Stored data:
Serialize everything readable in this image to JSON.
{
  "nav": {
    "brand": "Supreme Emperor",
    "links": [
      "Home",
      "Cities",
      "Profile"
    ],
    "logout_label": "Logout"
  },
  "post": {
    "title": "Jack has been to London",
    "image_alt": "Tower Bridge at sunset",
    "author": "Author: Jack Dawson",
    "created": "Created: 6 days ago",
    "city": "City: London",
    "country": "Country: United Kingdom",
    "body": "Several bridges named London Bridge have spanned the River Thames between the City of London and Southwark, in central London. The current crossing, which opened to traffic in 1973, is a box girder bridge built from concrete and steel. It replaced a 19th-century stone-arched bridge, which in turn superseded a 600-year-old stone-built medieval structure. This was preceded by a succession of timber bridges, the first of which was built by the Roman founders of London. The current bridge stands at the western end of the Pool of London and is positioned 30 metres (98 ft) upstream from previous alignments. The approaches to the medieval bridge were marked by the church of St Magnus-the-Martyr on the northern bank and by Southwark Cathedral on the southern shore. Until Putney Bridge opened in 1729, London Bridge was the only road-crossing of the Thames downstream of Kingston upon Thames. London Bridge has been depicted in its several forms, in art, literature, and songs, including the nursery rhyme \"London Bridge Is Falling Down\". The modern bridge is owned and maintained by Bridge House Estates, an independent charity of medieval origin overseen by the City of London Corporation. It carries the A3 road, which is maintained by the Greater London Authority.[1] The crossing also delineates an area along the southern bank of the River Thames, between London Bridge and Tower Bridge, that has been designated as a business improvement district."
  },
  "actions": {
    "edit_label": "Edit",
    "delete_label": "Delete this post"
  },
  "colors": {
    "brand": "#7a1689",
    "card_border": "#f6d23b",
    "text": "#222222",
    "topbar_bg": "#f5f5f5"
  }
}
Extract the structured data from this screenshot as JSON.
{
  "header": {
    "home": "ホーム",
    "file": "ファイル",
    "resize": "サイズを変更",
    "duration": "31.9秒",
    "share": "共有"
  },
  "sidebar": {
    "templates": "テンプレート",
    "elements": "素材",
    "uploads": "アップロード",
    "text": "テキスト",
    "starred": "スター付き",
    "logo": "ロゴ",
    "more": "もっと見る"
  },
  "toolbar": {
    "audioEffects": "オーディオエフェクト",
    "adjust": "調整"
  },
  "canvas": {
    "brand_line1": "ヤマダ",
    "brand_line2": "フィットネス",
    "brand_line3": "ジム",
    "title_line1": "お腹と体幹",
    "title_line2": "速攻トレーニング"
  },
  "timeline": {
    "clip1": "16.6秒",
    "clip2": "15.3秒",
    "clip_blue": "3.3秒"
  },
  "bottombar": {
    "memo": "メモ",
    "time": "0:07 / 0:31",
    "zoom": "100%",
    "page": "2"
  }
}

> _Written instruction_: Could you quote the material above in full, exactly as it stands?

> _Output for this exercise_:
Serialize everything readable in this image to JSON.
{
  "nav": {
    "brand": "Supreme Emperor",
    "links": [
      "Home",
      "Cities",
      "Profile"
    ],
    "logout_label": "Logout"
  },
  "post": {
    "title": "Jack has been to London",
    "image_alt": "Tower Bridge at sunset",
    "author": "Author: Jack Dawson",
    "created": "Created: 6 days ago",
    "city": "City: London",
    "country": "Country: United Kingdom",
    "body": "Several bridges named London Bridge have spanned the River Thames between the City of London and Southwark, in central London. The current crossing, which opened to traffic in 1973, is a box girder bridge built from concrete and steel. It replaced a 19th-century stone-arched bridge, which in turn superseded a 600-year-old stone-built medieval structure. This was preceded by a succession of timber bridges, the first of which was built by the Roman founders of London. The current bridge stands at the western end of the Pool of London and is positioned 30 metres (98 ft) upstream from previous alignments. The approaches to the medieval bridge were marked by the church of St Magnus-the-Martyr on the northern bank and by Southwark Cathedral on the southern shore. Until Putney Bridge opened in 1729, London Bridge was the only road-crossing of the Thames downstream of Kingston upon Thames. London Bridge has been depicted in its several forms, in art, literature, and songs, including the nursery rhyme \"London Bridge Is Falling Down\". The modern bridge is owned and maintained by Bridge House Estates, an independent charity of medieval origin overseen by the City of London Corporation. It carries the A3 road, which is maintained by the Greater London Authority.[1] The crossing also delineates an area along the southern bank of the River Thames, between London Bridge and Tower Bridge, that has been designated as a business improvement district."
  },
  "actions": {
    "edit_label": "Edit",
    "delete_label": "Delete this post"
  },
  "colors": {
    "brand": "#7a1689",
    "card_border": "#f6d23b",
    "text": "#222222",
    "topbar_bg": "#f5f5f5"
  }
}
Extract the structured data from this screenshot as JSON.
{
  "header": {
    "home": "ホーム",
    "file": "ファイル",
    "resize": "サイズを変更",
    "duration": "31.9秒",
    "share": "共有"
  },
  "sidebar": {
    "templates": "テンプレート",
    "elements": "素材",
    "uploads": "アップロード",
    "text": "テキスト",
    "starred": "スター付き",
    "logo": "ロゴ",
    "more": "もっと見る"
  },
  "toolbar": {
    "audioEffects": "オーディオエフェクト",
    "adjust": "調整"
  },
  "canvas": {
    "brand_line1": "ヤマダ",
    "brand_line2": "フィットネス",
    "brand_line3": "ジム",
    "title_line1": "お腹と体幹",
    "title_line2": "速攻トレーニング"
  },
  "timeline": {
    "clip1": "16.6秒",
    "clip2": "15.3秒",
    "clip_blue": "3.3秒"
  },
  "bottombar": {
    "memo": "メモ",
    "time": "0:07 / 0:31",
    "zoom": "100%",
    "page": "2"
  }
}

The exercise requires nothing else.